## WHAT YOU NEED TO DO
The data below should be restated word for word, with every picture omitted.
-- start of STORED RECORDS --
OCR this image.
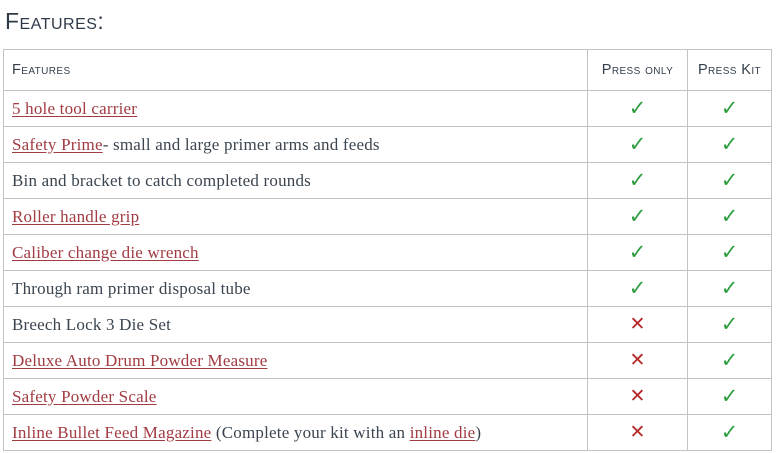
Features:
Features	Press only	Press Kit
5 hole tool carrier	✓	✓
Safety Prime- small and large primer arms and feeds	✓	✓
Bin and bracket to catch completed rounds	✓	✓
Roller handle grip	✓	✓
Caliber change die wrench	✓	✓
Through ram primer disposal tube	✓	✓
Breech Lock 3 Die Set	✕	✓
Deluxe Auto Drum Powder Measure	✕	✓
Safety Powder Scale	✕	✓
Inline Bullet Feed Magazine (Complete your kit with an inline die)	✕	✓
-- end of STORED RECORDS --
## RESULT OF THIS TASK
OCR this image.
Features:
Features	Press only	Press Kit
5 hole tool carrier	✓	✓
Safety Prime- small and large primer arms and feeds	✓	✓
Bin and bracket to catch completed rounds	✓	✓
Roller handle grip	✓	✓
Caliber change die wrench	✓	✓
Through ram primer disposal tube	✓	✓
Breech Lock 3 Die Set	✕	✓
Deluxe Auto Drum Powder Measure	✕	✓
Safety Powder Scale	✕	✓
Inline Bullet Feed Magazine (Complete your kit with an inline die)	✕	✓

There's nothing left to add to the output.